* Goal: Report the count of lines below that include "هزینه", without any other text.

* Provided records:
=-=-=

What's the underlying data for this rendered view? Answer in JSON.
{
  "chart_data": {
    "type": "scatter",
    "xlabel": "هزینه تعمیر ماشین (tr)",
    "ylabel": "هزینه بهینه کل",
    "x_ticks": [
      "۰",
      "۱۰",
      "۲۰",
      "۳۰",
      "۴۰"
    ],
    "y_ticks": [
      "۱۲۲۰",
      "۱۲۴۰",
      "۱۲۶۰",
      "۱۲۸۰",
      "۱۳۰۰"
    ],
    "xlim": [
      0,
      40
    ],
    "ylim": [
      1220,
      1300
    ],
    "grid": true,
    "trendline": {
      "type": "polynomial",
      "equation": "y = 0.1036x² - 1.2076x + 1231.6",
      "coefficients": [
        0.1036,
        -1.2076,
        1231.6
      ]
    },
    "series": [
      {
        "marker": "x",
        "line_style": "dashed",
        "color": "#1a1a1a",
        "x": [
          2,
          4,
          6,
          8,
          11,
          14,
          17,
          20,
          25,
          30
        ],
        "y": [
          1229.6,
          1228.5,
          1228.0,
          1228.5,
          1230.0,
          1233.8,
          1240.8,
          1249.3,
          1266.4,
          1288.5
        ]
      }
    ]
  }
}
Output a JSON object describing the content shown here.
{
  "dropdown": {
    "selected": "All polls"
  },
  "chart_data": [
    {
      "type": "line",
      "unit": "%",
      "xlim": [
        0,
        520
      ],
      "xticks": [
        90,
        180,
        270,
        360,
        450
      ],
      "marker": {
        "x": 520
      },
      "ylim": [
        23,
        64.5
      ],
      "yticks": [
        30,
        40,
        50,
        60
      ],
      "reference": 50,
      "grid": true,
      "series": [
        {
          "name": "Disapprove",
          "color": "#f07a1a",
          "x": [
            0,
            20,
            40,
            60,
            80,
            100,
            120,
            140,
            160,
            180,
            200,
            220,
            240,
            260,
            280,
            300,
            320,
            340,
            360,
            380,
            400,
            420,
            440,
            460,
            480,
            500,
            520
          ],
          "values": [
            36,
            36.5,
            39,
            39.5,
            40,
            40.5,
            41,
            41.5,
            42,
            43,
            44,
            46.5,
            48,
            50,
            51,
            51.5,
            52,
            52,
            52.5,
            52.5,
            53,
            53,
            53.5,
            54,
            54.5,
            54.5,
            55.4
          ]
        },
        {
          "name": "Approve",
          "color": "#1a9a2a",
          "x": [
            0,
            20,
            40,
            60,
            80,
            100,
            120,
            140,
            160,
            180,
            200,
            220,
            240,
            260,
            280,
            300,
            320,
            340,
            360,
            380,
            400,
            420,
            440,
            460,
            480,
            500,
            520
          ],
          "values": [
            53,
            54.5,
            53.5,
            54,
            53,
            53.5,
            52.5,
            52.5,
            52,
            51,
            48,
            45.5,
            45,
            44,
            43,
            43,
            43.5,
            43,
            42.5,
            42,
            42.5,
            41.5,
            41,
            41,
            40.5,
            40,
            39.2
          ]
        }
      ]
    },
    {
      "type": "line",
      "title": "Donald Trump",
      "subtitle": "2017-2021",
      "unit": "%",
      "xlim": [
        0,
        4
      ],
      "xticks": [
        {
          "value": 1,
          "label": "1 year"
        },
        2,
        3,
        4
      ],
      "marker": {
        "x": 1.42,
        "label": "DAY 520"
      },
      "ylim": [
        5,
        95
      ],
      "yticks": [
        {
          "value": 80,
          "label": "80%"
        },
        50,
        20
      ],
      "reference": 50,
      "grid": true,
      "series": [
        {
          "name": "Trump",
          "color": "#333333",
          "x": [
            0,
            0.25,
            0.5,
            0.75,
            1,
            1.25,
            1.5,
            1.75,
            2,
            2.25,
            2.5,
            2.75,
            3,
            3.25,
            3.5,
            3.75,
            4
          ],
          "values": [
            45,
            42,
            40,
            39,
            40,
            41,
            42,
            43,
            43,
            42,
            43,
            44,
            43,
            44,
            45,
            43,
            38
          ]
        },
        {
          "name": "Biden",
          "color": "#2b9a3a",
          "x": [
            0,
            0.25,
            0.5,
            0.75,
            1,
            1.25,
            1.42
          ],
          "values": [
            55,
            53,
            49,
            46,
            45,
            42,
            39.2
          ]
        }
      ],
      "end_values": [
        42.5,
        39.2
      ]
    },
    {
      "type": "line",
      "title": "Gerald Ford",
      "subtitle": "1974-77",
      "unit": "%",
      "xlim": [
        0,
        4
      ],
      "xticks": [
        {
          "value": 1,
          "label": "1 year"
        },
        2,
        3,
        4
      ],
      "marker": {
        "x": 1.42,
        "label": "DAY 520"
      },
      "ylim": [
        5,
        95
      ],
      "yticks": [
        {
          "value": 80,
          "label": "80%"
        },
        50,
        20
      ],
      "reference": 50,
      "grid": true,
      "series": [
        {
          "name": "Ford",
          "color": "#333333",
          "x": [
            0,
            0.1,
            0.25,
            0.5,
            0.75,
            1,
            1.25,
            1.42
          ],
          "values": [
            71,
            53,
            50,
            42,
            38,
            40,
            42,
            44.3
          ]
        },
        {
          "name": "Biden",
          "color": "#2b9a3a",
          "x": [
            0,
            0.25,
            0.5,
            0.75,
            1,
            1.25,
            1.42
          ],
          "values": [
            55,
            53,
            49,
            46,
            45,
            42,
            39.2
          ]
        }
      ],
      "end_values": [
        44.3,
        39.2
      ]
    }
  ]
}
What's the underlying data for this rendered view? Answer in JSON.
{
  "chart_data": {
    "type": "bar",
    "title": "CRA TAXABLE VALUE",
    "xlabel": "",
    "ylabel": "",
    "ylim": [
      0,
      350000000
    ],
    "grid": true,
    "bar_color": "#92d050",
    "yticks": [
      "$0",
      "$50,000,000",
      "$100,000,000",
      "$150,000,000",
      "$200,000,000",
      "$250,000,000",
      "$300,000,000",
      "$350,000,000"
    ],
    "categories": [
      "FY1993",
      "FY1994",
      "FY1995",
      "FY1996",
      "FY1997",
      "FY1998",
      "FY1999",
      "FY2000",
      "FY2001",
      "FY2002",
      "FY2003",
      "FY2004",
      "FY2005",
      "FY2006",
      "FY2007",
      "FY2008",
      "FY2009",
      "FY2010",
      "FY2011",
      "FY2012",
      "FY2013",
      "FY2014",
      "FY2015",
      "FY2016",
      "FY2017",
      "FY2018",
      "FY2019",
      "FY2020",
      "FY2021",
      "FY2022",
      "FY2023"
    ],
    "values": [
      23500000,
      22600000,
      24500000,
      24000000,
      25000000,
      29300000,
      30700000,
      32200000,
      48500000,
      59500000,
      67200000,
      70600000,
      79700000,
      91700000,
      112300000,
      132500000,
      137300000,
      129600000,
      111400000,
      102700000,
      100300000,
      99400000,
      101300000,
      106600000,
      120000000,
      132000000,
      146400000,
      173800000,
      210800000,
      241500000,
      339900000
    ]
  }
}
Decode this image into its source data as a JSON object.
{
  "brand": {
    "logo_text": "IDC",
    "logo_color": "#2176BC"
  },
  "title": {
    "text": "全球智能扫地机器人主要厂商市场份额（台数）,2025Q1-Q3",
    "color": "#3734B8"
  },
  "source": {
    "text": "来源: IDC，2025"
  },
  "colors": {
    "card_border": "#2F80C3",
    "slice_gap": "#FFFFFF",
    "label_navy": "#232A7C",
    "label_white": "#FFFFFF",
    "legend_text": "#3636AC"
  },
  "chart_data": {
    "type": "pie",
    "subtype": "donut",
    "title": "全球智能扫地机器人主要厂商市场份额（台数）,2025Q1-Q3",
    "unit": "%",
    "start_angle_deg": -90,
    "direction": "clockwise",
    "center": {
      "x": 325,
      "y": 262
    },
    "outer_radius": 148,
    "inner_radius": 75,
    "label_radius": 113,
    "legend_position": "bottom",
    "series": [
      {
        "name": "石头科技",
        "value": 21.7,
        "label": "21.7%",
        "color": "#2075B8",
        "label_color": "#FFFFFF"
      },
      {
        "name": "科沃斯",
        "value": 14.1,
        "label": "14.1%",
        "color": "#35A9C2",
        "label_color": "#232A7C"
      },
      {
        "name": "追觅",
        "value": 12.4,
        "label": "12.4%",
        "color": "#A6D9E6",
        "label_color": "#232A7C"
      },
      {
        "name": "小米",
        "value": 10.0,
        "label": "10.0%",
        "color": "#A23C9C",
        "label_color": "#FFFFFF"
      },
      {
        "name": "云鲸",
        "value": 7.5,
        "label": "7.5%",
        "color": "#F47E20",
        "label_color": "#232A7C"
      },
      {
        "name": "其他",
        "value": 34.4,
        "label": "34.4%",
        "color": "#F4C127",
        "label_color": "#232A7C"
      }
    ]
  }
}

=-=-=

* Final result: 2